* **RECORDS PROVIDED**
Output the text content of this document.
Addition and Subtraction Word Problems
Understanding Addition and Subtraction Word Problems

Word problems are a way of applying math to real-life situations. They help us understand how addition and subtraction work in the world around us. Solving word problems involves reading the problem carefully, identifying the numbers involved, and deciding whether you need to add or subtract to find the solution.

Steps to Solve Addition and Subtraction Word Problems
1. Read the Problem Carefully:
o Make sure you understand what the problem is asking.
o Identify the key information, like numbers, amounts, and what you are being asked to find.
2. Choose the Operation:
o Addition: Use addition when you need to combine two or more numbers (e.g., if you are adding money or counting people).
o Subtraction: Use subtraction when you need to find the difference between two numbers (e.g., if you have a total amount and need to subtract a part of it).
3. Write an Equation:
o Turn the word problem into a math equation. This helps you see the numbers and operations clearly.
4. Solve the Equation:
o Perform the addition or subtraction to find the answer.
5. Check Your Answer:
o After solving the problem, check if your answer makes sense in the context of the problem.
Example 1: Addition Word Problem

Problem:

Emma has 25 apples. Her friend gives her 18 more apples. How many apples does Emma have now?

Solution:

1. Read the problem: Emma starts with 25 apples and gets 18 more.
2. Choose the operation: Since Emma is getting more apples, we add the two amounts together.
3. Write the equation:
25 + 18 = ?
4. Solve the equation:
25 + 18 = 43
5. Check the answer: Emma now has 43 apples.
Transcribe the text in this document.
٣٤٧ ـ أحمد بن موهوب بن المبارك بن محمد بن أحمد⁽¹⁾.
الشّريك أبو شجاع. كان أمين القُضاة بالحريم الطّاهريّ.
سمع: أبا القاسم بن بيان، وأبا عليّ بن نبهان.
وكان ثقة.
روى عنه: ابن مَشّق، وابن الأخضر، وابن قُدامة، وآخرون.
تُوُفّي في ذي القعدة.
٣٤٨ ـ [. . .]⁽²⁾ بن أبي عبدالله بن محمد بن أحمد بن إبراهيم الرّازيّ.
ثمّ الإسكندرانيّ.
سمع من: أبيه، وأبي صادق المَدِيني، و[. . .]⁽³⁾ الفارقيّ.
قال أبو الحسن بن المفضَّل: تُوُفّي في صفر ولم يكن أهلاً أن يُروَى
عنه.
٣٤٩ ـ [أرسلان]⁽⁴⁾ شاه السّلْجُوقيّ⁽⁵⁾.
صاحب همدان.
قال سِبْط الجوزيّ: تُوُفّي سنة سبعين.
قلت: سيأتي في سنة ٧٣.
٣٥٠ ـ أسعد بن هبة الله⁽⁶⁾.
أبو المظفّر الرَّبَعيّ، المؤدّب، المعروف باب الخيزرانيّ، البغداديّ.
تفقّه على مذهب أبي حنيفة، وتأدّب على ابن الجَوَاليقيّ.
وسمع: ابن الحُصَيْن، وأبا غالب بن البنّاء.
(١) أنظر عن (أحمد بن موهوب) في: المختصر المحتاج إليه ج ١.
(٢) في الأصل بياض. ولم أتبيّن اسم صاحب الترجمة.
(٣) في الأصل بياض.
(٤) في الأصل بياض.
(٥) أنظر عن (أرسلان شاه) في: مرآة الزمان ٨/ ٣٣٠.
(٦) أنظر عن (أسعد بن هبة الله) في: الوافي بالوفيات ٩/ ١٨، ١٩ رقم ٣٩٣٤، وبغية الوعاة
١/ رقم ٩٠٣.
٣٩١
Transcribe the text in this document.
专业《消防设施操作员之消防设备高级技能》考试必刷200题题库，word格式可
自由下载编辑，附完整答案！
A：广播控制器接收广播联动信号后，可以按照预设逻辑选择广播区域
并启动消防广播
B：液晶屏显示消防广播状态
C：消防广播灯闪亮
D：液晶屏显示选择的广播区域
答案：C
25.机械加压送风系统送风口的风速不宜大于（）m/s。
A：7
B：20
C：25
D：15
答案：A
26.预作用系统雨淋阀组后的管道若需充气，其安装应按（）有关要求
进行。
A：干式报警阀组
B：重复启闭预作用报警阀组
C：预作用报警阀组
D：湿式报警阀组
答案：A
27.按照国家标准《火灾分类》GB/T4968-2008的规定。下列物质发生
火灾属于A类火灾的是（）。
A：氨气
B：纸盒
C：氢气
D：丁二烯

* **SET TASK**
Of all the lines above, how many contain "موهوب"? Give the number and nothing more.

* **RESULT FOR THIS TASK**
2